#### WHAT TO DO:
Below is a listing. Gather each line of it that contains "JSON".

>> START ROWS

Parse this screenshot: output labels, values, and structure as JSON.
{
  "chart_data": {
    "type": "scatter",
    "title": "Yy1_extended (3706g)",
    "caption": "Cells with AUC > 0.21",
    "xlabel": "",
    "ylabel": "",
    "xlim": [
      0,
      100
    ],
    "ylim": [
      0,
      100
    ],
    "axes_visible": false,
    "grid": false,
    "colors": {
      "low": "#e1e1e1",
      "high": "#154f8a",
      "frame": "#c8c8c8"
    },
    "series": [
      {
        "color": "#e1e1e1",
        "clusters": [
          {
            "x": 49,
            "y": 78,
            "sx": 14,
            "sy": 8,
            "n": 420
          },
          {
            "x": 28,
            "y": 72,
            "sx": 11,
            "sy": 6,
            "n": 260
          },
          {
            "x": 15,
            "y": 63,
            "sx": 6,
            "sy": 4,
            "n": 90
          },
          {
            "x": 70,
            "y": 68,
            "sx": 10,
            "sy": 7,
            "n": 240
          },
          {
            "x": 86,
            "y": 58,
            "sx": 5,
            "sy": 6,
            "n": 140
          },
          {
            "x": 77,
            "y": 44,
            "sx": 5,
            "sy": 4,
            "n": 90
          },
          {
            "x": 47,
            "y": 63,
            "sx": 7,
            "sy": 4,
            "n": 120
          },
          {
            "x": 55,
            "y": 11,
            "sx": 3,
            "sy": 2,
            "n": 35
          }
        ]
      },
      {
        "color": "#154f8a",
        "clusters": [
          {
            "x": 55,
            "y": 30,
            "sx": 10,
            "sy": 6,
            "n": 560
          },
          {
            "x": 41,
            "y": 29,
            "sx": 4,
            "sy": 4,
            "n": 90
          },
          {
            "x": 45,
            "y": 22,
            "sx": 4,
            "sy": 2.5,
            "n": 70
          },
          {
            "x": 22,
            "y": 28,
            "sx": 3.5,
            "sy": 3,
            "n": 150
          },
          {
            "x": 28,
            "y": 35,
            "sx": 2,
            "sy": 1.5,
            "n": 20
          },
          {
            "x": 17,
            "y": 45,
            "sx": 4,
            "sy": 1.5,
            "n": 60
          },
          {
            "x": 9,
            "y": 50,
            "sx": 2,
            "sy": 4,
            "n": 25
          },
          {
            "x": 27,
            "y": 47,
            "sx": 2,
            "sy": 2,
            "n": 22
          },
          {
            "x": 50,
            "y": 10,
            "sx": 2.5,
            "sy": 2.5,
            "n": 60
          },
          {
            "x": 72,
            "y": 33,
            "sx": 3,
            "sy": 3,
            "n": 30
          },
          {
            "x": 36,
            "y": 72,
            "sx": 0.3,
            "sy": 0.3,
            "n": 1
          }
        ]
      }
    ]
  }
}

>> END ROWS
>> START ROWS

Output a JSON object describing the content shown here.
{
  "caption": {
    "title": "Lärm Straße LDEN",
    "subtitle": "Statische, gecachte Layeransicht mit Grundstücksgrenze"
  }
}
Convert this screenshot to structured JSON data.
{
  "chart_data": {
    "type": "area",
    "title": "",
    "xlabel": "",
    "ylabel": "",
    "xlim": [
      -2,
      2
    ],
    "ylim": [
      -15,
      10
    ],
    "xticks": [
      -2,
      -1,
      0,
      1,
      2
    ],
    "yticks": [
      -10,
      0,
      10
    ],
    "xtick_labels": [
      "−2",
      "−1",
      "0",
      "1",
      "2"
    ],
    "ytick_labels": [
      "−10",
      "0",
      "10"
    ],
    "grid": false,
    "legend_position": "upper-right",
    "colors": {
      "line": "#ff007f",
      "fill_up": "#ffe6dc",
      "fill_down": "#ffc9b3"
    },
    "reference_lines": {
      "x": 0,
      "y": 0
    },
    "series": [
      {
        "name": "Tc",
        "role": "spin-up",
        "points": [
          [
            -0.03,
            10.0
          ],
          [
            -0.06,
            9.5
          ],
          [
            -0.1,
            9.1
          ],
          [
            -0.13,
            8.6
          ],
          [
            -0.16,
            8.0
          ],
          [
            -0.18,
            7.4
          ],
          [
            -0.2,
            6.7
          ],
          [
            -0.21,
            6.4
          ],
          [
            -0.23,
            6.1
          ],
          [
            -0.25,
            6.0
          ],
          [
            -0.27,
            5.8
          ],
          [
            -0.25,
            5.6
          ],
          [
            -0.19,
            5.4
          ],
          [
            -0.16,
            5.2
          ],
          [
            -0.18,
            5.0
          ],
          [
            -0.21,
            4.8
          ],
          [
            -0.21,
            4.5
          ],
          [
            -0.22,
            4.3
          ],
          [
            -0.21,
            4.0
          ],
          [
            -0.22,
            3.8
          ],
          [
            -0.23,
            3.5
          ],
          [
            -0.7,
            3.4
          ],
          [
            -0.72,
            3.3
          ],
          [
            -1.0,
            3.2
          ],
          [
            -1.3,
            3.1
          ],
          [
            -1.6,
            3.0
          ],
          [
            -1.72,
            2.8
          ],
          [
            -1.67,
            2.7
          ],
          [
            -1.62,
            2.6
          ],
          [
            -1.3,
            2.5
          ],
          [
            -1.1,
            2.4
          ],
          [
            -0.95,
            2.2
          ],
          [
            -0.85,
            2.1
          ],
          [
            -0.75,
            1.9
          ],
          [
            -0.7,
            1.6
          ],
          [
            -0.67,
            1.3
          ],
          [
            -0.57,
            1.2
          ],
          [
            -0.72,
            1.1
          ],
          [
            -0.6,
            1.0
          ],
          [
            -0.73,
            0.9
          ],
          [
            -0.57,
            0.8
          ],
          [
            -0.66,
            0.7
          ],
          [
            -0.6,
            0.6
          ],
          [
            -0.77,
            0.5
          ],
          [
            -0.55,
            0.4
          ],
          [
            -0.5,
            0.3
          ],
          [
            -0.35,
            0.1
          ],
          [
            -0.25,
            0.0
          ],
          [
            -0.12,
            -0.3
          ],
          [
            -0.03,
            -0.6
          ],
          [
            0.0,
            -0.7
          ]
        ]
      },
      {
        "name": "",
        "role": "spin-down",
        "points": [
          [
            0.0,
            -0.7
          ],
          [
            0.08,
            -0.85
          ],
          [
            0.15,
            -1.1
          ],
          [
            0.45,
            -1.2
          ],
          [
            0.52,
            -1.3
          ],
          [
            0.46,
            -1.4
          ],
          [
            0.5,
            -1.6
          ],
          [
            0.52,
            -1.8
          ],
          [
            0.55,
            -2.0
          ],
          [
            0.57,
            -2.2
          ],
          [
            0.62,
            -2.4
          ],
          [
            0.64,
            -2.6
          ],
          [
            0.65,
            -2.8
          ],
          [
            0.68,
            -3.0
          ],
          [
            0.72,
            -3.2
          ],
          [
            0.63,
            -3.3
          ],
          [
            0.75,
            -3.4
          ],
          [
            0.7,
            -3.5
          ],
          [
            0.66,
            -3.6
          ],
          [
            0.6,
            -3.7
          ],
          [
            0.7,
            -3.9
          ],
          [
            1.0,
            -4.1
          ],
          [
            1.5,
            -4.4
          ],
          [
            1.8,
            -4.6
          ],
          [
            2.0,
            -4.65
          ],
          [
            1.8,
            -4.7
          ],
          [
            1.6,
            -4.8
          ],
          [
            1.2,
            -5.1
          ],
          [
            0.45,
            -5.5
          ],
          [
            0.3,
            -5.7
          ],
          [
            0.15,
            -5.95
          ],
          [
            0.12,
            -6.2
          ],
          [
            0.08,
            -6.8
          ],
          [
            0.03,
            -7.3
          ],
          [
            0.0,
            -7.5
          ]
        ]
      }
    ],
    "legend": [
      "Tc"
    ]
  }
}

>> END ROWS

#### THE COMPLETED TASK:
Parse this screenshot: output labels, values, and structure as JSON.
Output a JSON object describing the content shown here.
Convert this screenshot to structured JSON data.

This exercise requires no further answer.